Wyodrębniony tekst.
************

Nie musi być kabla, może być gwiazda. Okablowanie warto przemyśleć. Ja nie dałem kabli sygnałowych do punktów świetlnych i teraz żałuję. To dobre miejsce dla różnych czujek. Można to obchodzić ESP, ale trzeba je zasilać, więc oświetlenie byłoby pod napięciem i do żyrandoli trzeba by przenieść przekaźniki.

----------


## justynamaczka

Na stronie wszystkich producentów jest dużo informacji odnośnie przycisków programowalnych / manipulatorów 
Czy to jest rzeczywiście tak ważny element?

----------


## Uzytkowniczka

Tak, jest OGROMNIE ważny!
W salonie masz kinkiety, rolety, światło, podświetlenie sufitu, podświetlenie stołu w jadalni, sterowanie temperaturą, wentylacją i nie rzadko też muzyką. Wyobraź sobie, inny przełącznik do rolet inny do termostatu i inny do muzyki. *Masakra.* Instaluje się jeden przełącznik, w którym jest wszystko. Zobacz na przełączniki Nexwell na ich stronce. Mają tego dużo więc zobaczysz do czego są potrzebne. Nie ma co tylko przesadzać. Przerost ilości funkcji też nie jest zbyt dobry.

************

Dostępne dane.
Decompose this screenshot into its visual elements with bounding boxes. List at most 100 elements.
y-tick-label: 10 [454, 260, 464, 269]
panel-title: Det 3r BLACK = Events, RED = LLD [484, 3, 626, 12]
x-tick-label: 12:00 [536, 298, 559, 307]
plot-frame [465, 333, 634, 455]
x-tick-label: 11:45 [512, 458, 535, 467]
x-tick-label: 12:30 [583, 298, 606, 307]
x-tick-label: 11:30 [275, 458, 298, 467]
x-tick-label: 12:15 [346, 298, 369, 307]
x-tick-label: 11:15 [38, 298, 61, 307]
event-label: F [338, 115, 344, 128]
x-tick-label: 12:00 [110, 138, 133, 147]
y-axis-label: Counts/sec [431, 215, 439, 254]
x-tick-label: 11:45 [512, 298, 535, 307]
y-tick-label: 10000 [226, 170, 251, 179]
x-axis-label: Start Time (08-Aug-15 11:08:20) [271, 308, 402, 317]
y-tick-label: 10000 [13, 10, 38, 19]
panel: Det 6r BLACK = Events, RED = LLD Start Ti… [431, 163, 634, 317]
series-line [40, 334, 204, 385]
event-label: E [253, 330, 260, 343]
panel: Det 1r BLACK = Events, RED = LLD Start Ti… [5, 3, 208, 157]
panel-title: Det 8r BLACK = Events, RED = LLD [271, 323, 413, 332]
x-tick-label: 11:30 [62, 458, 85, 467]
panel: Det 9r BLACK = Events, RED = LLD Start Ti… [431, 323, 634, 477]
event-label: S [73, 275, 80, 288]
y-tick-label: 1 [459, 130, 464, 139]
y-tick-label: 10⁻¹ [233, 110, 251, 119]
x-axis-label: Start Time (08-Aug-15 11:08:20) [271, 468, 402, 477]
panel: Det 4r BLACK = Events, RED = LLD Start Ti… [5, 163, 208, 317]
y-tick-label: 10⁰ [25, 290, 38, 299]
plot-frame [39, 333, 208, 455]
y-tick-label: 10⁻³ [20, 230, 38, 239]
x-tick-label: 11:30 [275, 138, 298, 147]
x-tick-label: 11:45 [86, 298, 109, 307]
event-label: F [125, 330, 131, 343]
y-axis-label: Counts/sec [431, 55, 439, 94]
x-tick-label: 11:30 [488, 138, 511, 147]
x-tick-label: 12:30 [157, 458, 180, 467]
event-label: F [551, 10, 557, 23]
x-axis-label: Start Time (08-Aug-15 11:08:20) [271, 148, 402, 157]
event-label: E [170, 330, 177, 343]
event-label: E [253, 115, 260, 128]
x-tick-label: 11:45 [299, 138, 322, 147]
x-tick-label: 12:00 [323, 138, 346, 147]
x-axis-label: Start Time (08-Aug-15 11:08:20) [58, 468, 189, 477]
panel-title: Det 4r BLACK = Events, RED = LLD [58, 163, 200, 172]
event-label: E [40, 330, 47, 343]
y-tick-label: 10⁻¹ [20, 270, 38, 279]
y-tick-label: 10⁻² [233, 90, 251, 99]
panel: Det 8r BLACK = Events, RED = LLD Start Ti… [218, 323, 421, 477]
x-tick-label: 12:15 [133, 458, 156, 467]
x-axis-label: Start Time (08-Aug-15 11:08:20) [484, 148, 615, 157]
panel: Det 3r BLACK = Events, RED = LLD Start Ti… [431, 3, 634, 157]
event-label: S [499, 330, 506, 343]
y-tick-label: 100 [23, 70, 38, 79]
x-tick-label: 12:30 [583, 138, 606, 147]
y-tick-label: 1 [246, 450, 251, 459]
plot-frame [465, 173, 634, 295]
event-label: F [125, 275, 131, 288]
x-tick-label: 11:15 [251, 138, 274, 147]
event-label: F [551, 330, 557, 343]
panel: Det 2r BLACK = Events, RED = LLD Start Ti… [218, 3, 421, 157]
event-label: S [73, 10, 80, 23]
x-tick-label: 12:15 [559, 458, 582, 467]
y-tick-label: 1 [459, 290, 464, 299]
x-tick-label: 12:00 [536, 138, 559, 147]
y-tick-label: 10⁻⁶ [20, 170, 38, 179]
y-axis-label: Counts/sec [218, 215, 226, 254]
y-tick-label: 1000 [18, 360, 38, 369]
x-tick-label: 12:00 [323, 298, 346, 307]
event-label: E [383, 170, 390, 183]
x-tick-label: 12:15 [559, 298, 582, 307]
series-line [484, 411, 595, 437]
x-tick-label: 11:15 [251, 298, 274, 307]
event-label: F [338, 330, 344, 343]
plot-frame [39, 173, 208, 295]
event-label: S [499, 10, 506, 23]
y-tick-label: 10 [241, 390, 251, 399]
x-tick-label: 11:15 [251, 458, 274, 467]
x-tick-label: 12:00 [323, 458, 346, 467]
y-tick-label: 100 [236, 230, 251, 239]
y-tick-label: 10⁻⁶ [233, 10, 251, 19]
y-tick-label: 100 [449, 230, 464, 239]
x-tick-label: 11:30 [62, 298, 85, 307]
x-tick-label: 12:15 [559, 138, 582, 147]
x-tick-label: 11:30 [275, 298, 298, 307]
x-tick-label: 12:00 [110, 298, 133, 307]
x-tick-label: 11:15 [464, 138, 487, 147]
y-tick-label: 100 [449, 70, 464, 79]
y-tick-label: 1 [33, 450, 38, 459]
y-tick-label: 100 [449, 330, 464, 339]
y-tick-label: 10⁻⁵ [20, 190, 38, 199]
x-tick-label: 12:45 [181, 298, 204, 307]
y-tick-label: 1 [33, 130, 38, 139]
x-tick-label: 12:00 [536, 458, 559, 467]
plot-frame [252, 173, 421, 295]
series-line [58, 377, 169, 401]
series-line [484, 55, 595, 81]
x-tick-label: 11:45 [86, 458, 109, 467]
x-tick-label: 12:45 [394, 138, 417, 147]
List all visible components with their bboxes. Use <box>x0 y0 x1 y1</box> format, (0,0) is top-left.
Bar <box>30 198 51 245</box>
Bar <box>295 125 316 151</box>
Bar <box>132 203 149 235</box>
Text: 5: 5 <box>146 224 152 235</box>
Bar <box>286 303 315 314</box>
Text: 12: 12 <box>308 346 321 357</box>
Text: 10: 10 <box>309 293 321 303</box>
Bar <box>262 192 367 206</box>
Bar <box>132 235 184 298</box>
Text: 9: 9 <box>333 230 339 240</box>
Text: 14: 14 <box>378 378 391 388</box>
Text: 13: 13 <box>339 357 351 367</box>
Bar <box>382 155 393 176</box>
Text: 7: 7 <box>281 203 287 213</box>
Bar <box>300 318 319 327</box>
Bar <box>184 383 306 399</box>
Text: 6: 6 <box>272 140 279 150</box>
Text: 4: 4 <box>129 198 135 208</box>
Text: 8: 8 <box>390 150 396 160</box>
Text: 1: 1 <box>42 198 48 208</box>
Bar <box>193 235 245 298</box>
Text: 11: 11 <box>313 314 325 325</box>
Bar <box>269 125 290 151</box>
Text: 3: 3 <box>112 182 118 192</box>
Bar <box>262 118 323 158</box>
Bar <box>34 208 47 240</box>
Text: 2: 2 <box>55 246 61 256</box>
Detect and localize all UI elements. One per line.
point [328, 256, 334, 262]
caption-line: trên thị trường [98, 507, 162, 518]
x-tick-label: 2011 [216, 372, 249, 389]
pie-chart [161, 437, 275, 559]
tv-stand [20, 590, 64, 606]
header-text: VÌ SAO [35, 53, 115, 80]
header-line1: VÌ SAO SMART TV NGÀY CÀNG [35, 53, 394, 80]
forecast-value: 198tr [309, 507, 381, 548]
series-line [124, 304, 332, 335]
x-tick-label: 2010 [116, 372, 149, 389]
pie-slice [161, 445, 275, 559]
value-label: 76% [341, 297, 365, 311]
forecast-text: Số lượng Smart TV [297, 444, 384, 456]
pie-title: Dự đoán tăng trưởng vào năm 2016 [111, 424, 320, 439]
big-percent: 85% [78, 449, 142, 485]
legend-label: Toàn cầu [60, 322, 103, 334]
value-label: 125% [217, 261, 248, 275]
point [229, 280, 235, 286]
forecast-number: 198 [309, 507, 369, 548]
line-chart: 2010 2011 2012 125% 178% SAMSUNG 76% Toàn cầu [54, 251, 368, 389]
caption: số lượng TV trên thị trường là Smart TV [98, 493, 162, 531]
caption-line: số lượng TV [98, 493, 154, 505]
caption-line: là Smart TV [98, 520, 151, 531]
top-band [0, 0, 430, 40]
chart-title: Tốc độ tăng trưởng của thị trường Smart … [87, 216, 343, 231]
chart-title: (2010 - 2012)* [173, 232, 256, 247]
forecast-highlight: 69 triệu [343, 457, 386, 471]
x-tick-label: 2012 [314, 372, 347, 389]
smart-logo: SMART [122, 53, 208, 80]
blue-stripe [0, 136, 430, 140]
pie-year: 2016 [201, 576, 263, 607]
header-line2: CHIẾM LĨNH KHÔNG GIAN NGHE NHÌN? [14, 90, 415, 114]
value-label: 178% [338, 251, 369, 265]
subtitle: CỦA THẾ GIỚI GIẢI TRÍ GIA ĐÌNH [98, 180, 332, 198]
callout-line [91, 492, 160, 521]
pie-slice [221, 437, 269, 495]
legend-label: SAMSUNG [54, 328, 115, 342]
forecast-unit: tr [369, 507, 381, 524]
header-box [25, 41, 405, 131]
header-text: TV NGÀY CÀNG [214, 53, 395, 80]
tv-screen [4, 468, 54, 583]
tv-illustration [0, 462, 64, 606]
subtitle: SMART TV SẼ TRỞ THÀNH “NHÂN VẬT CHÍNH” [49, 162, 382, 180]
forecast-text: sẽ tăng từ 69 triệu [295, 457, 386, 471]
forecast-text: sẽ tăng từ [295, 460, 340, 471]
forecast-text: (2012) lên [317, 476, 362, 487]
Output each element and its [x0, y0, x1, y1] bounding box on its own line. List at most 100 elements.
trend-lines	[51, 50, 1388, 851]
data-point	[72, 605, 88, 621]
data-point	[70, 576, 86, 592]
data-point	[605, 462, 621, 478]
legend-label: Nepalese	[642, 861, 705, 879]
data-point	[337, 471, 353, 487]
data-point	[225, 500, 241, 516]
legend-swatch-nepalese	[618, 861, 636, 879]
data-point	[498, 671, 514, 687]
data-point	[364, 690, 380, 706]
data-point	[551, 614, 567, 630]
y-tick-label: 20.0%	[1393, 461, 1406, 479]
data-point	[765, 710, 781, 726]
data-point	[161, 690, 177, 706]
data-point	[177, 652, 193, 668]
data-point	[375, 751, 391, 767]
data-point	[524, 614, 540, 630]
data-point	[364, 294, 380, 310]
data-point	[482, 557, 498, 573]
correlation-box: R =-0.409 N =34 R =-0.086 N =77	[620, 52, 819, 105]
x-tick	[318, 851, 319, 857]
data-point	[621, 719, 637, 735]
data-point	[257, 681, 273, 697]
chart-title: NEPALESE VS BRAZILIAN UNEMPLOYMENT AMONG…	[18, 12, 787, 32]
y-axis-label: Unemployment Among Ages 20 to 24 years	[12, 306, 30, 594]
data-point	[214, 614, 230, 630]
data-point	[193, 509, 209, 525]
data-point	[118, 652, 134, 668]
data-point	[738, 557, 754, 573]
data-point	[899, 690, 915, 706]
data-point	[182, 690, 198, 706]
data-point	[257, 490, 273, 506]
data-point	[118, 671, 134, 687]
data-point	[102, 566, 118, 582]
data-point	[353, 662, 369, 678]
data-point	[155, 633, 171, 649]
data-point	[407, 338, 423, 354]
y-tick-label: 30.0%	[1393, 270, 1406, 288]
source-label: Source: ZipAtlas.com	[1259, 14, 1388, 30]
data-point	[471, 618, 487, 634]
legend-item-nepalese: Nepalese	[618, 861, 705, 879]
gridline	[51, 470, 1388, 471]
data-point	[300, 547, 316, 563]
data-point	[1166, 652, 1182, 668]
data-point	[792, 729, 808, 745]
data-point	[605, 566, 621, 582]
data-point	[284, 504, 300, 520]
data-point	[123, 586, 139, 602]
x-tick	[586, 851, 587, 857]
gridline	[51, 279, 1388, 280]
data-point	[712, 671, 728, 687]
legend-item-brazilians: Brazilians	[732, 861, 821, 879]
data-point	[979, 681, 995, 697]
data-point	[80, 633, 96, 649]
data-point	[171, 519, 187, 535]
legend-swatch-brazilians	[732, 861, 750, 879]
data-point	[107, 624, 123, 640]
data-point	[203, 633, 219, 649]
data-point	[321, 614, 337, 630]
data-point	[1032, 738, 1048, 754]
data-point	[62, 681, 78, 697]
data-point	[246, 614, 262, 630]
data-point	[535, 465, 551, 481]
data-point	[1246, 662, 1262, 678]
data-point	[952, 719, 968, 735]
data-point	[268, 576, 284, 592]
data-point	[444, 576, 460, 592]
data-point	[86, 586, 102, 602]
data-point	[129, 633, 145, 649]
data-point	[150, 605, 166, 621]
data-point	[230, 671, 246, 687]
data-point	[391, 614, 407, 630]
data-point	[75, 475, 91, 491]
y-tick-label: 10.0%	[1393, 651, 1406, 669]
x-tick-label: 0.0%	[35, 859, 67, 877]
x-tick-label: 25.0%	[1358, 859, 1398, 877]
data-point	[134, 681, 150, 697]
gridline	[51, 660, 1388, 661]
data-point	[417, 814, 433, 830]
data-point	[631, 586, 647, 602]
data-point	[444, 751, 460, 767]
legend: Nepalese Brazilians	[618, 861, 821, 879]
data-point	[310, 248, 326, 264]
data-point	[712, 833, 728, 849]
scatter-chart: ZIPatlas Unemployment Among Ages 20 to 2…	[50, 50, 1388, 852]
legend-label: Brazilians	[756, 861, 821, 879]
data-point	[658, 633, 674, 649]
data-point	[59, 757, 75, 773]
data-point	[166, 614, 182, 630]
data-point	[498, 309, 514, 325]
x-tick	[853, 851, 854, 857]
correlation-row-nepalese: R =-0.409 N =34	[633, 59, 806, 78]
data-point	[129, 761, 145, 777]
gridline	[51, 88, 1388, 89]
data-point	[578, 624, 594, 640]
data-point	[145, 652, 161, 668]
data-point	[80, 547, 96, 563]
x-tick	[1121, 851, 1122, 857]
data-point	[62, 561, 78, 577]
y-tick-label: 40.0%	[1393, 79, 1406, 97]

************

Twoje zadania.
1) Przepisz bez żadnych zmian wiersze z wpisów, od pierwszego wiersza wpisów do wiersza z „plot-frame [465, 333, 634, 455]”, razem z nim.
2) Kontynuuj rozmowę o okablowaniu i przełącznikach w domu od miejsca, w którym się kończy.

Wyniki.
1)
Decompose this screenshot into its visual elements with bounding boxes. List at most 100 elements.
y-tick-label: 10 [454, 260, 464, 269]
panel-title: Det 3r BLACK = Events, RED = LLD [484, 3, 626, 12]
x-tick-label: 12:00 [536, 298, 559, 307]
plot-frame [465, 333, 634, 455]

2)
----------


## Kaizen

> Wyobraź sobie, inny przełącznik do rolet inny do termostatu i inny do muzyki. *Masakra.* Instaluje się jeden przełącznik, w którym jest wszystko.


I żaden gość nie potrafi zapalić sobie światła czy ściszyć radia.
IMO podstawowe rzeczy powinny mieć proste, pozornie tradycyjne sterowanie (najlepiej przyciski mechaniczne). A bardziej zaawansowane mogą być pochowane pod kombinacją kilku przycisków, dwuklikiem, przytrzymaniem itp. A i tak wtedy wygodniej sterować ze smartfona lub tabletu.

----------


## Uzytkowniczka

> I żaden gość nie potrafi zapalić sobie światła czy ściszyć radia.
> ..... A bardziej zaawansowane mogą być pochowane pod kombinacją kilku przycisków, dwuklikiem, przytrzymaniem itp. A i tak wtedy wygodniej sterować ze smartfona lub tabletu.


To ja jestem zwolenniczką grawerunków. Po to mamy 2,4,6,12 pól do wygrawerowania, żeby KAŻDY użytkownik wiedział co i jak kliknąć.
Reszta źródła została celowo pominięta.